• Task
The complete listing should be restated exactly.

====

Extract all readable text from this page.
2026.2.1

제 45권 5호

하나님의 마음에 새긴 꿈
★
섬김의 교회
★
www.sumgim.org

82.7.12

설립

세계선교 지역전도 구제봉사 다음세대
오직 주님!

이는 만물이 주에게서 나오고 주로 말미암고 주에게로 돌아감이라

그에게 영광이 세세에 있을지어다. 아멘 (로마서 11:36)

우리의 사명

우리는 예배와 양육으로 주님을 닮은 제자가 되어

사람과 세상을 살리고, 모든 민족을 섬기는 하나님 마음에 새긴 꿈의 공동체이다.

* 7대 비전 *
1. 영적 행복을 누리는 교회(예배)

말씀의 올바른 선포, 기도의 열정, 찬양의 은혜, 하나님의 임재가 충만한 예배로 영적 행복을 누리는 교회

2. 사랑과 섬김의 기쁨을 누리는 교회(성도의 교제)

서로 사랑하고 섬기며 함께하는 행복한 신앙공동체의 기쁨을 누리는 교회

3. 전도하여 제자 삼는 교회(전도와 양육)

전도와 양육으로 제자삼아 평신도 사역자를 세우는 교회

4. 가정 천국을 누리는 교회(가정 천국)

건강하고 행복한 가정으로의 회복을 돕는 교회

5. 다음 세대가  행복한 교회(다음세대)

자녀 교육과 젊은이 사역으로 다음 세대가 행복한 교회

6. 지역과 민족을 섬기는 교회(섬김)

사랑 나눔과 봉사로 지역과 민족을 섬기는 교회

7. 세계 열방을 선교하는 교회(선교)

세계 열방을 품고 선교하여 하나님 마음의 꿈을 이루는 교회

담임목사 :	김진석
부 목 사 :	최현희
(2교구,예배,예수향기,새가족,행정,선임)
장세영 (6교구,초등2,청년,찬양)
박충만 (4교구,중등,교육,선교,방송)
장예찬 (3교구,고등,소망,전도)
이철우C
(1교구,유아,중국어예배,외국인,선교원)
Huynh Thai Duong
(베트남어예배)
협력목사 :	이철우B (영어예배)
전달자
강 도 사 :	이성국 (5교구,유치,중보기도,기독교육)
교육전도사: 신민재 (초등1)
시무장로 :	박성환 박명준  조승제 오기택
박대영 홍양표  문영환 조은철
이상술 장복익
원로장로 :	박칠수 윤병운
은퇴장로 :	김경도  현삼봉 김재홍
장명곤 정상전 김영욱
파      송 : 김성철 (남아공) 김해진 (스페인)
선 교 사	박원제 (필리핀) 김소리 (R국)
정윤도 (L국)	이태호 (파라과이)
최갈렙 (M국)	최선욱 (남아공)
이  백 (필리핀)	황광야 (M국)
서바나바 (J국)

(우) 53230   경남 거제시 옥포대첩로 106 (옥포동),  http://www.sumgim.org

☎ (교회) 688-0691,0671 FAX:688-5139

====

• Answer to the problem
Extract all readable text from this page.
2026.2.1

제 45권 5호

하나님의 마음에 새긴 꿈
★
섬김의 교회
★
www.sumgim.org

82.7.12

설립

세계선교 지역전도 구제봉사 다음세대
오직 주님!

이는 만물이 주에게서 나오고 주로 말미암고 주에게로 돌아감이라

그에게 영광이 세세에 있을지어다. 아멘 (로마서 11:36)

우리의 사명

우리는 예배와 양육으로 주님을 닮은 제자가 되어

사람과 세상을 살리고, 모든 민족을 섬기는 하나님 마음에 새긴 꿈의 공동체이다.

* 7대 비전 *
1. 영적 행복을 누리는 교회(예배)

말씀의 올바른 선포, 기도의 열정, 찬양의 은혜, 하나님의 임재가 충만한 예배로 영적 행복을 누리는 교회

2. 사랑과 섬김의 기쁨을 누리는 교회(성도의 교제)

서로 사랑하고 섬기며 함께하는 행복한 신앙공동체의 기쁨을 누리는 교회

3. 전도하여 제자 삼는 교회(전도와 양육)

전도와 양육으로 제자삼아 평신도 사역자를 세우는 교회

4. 가정 천국을 누리는 교회(가정 천국)

건강하고 행복한 가정으로의 회복을 돕는 교회

5. 다음 세대가  행복한 교회(다음세대)

자녀 교육과 젊은이 사역으로 다음 세대가 행복한 교회

6. 지역과 민족을 섬기는 교회(섬김)

사랑 나눔과 봉사로 지역과 민족을 섬기는 교회

7. 세계 열방을 선교하는 교회(선교)

세계 열방을 품고 선교하여 하나님 마음의 꿈을 이루는 교회

담임목사 :	김진석
부 목 사 :	최현희
(2교구,예배,예수향기,새가족,행정,선임)
장세영 (6교구,초등2,청년,찬양)
박충만 (4교구,중등,교육,선교,방송)
장예찬 (3교구,고등,소망,전도)
이철우C
(1교구,유아,중국어예배,외국인,선교원)
Huynh Thai Duong
(베트남어예배)
협력목사 :	이철우B (영어예배)
전달자
강 도 사 :	이성국 (5교구,유치,중보기도,기독교육)
교육전도사: 신민재 (초등1)
시무장로 :	박성환 박명준  조승제 오기택
박대영 홍양표  문영환 조은철
이상술 장복익
원로장로 :	박칠수 윤병운
은퇴장로 :	김경도  현삼봉 김재홍
장명곤 정상전 김영욱
파      송 : 김성철 (남아공) 김해진 (스페인)
선 교 사	박원제 (필리핀) 김소리 (R국)
정윤도 (L국)	이태호 (파라과이)
최갈렙 (M국)	최선욱 (남아공)
이  백 (필리핀)	황광야 (M국)
서바나바 (J국)

(우) 53230   경남 거제시 옥포대첩로 106 (옥포동),  http://www.sumgim.org

☎ (교회) 688-0691,0671 FAX:688-5139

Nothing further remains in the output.